Data records:
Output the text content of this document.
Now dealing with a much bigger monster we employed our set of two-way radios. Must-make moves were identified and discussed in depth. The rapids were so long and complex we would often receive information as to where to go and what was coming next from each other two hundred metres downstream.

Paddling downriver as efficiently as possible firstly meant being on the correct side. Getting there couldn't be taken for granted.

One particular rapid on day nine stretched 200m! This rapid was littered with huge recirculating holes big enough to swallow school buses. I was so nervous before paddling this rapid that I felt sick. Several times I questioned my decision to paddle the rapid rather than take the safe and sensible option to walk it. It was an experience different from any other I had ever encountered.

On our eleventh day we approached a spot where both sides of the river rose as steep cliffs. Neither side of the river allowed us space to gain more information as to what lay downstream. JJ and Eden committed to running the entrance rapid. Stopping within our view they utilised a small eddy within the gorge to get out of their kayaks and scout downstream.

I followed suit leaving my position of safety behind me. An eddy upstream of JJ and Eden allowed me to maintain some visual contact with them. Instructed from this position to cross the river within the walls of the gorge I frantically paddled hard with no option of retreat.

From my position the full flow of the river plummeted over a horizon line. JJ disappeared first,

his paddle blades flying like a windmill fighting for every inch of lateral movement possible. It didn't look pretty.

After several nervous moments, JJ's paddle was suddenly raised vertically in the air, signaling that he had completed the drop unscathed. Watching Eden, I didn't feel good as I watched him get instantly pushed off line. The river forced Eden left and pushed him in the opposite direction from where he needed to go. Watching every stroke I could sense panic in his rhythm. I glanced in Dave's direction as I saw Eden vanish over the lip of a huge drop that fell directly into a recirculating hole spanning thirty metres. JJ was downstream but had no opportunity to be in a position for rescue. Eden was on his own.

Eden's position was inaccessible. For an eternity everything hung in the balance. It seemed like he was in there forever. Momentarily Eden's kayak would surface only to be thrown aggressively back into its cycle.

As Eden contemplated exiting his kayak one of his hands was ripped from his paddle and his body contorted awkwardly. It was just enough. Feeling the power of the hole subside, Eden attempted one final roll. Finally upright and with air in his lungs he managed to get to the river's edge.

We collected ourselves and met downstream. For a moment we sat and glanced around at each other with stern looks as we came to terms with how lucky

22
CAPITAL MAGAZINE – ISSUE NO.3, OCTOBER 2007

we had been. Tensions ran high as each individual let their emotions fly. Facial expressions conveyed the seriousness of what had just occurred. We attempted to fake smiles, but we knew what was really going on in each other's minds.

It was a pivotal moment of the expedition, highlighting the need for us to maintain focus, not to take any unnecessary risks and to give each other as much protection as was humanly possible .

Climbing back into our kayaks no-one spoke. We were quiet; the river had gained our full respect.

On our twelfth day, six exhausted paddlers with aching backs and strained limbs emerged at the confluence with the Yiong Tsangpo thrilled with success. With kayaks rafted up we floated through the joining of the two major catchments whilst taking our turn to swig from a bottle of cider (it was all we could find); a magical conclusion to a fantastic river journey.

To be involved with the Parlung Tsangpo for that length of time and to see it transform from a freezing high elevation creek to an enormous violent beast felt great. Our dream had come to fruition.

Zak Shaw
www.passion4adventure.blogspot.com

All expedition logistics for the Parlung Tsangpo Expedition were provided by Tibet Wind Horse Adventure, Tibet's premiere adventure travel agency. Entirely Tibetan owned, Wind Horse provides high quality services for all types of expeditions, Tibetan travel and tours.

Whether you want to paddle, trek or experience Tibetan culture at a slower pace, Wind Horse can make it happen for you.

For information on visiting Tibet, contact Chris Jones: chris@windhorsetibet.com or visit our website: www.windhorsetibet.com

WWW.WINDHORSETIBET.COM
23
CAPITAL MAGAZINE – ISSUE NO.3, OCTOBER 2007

What needs to be done: Report the number of lines holding the string "maintain", without any other words.

Complete output: 2